▶ [Data supplied]:
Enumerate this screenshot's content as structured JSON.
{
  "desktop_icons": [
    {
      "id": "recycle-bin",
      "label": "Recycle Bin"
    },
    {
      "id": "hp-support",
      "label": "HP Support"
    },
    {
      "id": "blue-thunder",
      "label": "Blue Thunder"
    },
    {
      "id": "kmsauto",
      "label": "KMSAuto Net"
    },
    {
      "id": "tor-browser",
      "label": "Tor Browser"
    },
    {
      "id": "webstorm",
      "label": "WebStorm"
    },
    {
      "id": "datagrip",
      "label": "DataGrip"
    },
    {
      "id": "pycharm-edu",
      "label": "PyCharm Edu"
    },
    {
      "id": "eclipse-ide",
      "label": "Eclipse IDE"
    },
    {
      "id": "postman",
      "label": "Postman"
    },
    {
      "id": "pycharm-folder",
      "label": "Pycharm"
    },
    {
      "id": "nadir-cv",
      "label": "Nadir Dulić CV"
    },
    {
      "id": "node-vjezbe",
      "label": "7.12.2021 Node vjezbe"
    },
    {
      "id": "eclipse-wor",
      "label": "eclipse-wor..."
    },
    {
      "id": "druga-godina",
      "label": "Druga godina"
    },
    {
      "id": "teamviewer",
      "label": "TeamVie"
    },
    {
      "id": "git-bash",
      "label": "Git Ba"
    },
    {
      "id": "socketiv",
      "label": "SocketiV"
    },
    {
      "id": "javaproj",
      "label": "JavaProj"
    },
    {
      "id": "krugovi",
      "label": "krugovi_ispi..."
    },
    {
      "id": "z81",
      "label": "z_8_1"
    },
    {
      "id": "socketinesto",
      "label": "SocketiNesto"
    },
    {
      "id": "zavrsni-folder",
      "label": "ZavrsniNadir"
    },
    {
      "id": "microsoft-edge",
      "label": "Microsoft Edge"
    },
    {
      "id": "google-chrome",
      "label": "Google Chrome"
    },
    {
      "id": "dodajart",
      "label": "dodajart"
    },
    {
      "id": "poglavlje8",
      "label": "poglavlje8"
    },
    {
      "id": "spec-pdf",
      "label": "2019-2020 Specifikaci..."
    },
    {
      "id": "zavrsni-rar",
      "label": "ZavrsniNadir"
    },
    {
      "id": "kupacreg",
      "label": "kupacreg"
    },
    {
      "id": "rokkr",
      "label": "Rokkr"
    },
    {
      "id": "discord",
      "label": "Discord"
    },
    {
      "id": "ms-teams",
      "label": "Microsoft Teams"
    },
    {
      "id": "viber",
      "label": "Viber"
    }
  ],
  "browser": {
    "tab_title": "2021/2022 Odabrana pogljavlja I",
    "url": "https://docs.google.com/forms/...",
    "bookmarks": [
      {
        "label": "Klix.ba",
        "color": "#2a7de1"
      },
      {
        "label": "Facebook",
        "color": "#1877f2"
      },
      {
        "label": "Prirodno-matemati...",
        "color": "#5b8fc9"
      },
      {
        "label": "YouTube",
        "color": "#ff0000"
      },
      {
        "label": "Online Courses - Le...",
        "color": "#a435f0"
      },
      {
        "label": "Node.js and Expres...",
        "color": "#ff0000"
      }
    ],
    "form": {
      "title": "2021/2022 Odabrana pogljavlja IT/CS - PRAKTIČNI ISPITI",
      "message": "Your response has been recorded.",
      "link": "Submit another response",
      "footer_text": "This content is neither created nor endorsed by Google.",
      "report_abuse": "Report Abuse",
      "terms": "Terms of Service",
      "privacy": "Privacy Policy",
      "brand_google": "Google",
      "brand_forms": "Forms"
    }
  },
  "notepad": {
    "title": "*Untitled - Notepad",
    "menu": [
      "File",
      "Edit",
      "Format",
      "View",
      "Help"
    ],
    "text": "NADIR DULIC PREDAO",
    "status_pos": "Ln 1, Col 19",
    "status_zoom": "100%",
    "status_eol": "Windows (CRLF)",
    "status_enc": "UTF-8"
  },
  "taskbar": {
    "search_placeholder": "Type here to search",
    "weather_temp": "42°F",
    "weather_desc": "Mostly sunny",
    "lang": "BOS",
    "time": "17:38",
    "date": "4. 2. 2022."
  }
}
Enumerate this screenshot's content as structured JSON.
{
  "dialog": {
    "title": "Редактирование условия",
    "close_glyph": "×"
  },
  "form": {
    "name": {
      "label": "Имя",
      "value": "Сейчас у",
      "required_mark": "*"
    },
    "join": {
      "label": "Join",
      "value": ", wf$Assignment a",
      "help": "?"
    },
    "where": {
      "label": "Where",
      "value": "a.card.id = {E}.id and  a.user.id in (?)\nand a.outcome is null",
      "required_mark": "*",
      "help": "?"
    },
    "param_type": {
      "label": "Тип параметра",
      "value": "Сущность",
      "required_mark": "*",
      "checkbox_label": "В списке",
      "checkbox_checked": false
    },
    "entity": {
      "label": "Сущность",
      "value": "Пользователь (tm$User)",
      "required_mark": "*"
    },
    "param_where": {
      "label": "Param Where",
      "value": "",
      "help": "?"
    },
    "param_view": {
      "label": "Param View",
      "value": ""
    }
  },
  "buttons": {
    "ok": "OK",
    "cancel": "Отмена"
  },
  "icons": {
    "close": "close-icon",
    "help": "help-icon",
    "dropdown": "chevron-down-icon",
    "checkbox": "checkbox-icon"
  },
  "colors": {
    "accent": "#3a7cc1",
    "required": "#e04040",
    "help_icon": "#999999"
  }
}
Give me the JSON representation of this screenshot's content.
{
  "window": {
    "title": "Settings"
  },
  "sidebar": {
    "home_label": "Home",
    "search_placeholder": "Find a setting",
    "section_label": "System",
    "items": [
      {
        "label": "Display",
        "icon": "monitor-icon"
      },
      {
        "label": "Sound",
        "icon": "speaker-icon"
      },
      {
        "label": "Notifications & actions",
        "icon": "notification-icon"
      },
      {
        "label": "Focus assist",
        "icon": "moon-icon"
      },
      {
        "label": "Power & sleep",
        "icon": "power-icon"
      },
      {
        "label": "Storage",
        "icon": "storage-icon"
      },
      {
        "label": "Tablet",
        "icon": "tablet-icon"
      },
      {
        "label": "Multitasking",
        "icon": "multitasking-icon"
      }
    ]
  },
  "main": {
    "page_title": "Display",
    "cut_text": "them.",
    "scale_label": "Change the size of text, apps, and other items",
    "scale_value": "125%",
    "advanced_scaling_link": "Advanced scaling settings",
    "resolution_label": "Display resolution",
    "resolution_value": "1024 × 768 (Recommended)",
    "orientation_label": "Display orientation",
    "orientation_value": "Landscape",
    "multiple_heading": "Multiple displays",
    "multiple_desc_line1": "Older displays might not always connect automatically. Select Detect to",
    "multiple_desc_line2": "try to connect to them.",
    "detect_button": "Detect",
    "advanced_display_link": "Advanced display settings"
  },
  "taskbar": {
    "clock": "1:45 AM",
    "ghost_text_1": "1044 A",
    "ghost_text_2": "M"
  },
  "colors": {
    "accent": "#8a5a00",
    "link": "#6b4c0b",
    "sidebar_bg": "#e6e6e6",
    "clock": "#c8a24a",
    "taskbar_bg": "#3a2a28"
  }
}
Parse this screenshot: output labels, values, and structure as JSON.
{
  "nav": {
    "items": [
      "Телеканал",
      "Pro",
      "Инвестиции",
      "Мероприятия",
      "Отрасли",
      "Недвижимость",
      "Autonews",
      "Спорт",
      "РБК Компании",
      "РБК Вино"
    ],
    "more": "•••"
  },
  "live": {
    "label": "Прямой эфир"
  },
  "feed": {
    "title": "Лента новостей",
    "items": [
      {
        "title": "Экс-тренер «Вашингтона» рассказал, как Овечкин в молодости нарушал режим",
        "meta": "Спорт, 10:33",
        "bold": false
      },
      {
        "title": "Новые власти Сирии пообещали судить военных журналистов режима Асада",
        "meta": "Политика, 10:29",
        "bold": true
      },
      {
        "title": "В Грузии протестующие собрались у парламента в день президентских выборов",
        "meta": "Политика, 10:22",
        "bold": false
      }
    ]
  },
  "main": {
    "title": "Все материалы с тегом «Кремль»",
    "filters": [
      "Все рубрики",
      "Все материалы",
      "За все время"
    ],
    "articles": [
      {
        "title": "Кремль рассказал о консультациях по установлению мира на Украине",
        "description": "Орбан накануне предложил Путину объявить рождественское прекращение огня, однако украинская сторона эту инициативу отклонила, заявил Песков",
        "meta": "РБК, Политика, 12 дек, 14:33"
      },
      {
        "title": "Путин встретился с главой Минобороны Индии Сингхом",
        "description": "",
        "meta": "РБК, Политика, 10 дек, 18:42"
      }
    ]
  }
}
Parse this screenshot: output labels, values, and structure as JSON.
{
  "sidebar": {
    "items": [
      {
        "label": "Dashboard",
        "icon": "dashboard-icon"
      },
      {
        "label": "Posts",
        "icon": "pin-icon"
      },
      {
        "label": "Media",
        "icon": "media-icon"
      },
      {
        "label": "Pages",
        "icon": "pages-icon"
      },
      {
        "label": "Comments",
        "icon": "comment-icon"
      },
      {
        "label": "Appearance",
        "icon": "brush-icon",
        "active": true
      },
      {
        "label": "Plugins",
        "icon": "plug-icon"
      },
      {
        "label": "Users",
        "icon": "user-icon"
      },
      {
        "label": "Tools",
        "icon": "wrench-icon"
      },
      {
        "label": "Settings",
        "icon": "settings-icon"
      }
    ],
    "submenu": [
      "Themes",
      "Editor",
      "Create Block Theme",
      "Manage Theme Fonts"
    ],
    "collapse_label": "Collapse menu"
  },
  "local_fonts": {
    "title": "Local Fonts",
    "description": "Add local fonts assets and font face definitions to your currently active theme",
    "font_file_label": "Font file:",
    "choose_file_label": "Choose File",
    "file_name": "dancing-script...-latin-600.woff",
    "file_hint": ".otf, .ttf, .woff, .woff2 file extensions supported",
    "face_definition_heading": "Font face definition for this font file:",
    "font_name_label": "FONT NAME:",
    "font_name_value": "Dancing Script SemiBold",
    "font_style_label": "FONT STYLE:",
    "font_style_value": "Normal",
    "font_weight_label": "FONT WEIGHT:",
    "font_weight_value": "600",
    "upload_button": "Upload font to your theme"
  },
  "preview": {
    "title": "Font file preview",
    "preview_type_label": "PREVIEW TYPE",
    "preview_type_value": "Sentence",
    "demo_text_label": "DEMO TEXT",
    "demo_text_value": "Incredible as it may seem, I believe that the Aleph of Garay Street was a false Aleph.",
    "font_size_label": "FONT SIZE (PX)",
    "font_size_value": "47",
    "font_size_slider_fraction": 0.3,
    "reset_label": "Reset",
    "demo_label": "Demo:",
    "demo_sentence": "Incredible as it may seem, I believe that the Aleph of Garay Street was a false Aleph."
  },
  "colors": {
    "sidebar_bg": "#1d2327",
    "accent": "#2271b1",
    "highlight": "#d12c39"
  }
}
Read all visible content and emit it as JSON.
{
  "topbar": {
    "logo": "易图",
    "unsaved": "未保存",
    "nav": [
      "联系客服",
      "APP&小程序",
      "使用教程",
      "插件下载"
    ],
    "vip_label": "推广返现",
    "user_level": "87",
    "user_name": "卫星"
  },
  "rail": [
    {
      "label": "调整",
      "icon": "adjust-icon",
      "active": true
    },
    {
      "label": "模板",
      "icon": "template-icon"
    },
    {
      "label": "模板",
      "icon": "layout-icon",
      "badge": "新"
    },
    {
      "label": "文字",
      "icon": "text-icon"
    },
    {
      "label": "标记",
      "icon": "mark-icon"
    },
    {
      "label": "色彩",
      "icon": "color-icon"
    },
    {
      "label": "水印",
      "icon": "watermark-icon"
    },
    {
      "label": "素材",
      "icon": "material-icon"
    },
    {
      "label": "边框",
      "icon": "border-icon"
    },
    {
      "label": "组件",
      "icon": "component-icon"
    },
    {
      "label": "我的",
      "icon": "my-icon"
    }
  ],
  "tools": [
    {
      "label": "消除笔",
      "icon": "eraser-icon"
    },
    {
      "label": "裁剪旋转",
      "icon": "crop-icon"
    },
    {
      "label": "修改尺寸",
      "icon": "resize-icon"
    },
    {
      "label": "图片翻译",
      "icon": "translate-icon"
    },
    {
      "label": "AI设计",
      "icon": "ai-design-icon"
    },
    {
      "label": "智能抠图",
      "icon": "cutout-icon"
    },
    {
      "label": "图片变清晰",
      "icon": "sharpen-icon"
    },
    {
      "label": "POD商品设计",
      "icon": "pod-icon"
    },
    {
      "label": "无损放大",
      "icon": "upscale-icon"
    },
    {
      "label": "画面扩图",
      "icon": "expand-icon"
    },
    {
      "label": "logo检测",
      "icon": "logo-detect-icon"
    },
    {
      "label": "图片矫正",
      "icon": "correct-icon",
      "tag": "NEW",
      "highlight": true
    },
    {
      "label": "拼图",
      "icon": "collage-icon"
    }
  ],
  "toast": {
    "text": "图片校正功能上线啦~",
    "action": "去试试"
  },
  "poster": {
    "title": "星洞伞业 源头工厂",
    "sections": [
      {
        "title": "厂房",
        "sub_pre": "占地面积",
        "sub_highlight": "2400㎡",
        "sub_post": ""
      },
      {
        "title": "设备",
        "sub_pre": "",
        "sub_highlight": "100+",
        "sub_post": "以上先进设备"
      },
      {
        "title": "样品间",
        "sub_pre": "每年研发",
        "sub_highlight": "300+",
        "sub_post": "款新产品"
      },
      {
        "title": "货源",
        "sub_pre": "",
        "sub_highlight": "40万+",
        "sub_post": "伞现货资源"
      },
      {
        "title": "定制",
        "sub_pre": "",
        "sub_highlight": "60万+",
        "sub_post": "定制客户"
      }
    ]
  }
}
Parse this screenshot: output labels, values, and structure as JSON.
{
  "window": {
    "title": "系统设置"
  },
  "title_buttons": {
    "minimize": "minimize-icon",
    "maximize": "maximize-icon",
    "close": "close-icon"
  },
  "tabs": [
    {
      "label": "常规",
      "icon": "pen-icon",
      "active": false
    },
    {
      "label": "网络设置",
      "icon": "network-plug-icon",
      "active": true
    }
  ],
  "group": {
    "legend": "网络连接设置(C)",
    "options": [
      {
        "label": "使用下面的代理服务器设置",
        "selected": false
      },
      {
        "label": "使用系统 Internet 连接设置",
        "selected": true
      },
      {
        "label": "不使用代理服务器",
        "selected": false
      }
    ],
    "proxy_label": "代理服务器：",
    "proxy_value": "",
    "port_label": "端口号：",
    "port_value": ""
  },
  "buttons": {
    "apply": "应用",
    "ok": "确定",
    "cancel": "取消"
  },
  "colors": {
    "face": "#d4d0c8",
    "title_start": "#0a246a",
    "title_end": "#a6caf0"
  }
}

▶ [Instructions to follow]:
From the listing above, collect every line that mentions the word "content".

▶ [Solution to this exercise]:
Enumerate this screenshot's content as structured JSON.
      "footer_text": "This content is neither created nor endorsed by Google.",
Enumerate this screenshot's content as structured JSON.
Give me the JSON representation of this screenshot's content.
Read all visible content and emit it as JSON.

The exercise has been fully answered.